§ **Description of the task**
For this exercise, copy out each line of the material below that includes "Growth".

§ **Information provided**
================

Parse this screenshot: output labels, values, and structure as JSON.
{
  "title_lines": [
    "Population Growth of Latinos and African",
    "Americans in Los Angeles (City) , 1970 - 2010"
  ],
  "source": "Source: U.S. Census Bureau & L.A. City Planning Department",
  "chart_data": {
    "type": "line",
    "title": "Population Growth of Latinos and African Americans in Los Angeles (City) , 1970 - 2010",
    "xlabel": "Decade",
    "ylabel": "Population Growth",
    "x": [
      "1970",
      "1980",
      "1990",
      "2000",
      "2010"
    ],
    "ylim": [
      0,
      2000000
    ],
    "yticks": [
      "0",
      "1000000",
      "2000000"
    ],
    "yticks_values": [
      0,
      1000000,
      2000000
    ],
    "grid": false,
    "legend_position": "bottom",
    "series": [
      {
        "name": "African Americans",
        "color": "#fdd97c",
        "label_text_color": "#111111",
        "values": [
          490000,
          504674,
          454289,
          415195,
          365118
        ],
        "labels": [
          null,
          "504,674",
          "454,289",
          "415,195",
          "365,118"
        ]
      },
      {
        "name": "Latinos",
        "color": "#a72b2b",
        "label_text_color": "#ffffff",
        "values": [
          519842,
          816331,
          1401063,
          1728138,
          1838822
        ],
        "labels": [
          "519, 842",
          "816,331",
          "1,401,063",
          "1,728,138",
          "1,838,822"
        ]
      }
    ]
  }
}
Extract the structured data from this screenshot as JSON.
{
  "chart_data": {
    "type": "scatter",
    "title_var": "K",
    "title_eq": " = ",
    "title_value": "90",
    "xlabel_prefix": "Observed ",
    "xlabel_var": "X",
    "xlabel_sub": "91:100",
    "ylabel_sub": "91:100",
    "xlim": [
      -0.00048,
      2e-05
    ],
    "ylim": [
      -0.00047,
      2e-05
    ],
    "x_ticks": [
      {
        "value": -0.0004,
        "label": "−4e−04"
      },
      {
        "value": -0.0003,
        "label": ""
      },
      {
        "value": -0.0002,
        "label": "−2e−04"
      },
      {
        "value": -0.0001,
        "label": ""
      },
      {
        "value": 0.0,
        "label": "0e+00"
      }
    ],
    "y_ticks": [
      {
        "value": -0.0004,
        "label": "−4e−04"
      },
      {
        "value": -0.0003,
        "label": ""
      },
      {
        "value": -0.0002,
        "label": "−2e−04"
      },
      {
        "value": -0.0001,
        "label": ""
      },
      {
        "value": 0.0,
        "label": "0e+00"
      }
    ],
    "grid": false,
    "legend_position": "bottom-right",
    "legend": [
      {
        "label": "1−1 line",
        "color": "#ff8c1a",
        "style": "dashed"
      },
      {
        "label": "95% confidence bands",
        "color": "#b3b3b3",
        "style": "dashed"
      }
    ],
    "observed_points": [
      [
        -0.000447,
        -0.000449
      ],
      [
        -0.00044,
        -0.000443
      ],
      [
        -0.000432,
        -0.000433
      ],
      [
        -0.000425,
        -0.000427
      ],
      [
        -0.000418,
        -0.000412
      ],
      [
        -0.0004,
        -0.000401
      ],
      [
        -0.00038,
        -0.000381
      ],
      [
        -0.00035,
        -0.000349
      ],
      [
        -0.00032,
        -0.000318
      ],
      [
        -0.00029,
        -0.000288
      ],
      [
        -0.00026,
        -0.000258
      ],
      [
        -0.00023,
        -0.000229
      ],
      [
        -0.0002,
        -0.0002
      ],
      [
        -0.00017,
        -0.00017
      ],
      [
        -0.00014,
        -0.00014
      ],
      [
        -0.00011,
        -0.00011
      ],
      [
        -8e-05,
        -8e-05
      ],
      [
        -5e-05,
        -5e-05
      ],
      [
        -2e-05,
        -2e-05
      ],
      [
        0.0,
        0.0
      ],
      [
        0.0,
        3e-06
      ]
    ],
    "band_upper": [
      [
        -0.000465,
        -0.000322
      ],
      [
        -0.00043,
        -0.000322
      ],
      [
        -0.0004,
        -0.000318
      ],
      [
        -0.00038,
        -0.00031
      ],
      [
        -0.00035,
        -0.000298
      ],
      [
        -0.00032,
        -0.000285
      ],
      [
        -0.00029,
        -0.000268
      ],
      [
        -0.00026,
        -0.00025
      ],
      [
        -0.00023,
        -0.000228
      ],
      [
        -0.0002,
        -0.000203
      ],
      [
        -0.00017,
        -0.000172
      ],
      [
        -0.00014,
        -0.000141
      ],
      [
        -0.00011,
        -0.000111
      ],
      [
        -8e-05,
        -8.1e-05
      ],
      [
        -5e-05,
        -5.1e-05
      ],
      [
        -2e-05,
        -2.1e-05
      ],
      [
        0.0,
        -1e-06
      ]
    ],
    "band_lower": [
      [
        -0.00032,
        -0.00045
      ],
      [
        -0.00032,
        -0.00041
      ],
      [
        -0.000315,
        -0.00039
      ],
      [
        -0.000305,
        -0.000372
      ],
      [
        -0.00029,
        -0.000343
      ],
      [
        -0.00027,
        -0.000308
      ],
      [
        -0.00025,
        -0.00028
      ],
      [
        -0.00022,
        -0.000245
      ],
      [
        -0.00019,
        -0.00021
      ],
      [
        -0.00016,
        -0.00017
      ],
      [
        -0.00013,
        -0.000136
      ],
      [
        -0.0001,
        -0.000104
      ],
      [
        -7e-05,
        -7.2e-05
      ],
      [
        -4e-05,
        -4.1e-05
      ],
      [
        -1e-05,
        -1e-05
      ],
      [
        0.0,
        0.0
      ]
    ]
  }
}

================

§ **Worked solution**
    "Population Growth of Latinos and African",
    "title": "Population Growth of Latinos and African Americans in Los Angeles (City) , 1970 - 2010",
    "ylabel": "Population Growth",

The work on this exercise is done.